─── Data shown ───

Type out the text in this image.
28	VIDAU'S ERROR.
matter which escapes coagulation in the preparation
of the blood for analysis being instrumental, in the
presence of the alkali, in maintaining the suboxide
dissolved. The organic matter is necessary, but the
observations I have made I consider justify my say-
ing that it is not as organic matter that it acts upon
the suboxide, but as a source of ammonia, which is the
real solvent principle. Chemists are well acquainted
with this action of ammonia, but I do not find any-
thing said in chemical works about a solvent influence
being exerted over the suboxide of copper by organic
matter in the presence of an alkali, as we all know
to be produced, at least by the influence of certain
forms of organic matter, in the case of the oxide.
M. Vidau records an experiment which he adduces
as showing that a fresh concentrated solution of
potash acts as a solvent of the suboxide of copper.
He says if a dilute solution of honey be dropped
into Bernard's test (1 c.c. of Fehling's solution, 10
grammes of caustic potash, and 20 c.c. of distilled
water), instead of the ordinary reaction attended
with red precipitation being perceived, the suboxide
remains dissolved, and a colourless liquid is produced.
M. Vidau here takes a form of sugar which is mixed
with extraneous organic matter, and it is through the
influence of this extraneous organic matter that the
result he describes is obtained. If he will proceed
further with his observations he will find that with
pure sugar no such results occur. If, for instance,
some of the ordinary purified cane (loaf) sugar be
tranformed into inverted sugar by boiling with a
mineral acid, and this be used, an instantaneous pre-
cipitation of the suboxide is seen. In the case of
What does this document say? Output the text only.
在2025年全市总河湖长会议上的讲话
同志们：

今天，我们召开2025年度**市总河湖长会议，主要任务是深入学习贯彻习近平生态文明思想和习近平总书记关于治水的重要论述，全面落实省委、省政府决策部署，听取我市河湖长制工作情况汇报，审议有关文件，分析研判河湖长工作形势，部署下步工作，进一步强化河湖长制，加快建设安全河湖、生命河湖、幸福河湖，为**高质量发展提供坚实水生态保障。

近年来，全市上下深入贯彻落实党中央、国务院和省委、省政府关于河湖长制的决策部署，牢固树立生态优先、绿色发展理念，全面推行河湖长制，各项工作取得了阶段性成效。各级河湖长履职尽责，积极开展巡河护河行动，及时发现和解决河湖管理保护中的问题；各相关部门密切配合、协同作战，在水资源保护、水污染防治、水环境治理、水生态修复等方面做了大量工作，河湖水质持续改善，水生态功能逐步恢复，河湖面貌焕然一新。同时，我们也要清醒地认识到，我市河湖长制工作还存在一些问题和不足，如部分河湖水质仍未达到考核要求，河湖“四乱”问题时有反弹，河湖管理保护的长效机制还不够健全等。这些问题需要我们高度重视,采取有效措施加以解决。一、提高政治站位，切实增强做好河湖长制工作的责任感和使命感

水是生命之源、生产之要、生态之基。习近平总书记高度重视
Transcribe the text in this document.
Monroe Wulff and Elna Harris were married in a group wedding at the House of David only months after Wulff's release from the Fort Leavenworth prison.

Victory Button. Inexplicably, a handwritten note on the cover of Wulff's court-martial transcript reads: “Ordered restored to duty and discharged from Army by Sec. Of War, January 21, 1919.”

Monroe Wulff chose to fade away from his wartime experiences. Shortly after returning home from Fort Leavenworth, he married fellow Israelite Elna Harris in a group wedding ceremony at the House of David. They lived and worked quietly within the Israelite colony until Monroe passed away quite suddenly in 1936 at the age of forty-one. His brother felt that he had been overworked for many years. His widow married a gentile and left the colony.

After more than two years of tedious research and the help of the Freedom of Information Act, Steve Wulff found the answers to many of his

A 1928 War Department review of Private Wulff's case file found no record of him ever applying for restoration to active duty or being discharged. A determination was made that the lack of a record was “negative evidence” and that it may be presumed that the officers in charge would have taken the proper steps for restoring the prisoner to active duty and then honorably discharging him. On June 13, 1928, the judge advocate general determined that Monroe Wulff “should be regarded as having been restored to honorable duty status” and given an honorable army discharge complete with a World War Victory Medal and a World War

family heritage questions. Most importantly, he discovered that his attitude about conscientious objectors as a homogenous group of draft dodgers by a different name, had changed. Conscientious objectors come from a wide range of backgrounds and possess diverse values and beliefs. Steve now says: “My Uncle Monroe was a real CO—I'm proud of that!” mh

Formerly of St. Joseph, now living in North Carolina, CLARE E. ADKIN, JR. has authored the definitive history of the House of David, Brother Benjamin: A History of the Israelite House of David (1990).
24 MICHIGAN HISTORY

───

§ Written request: Tally the lines of the data that hold the string "influence". Answer with the number and nothing more.

§ Solution to this exercise: 3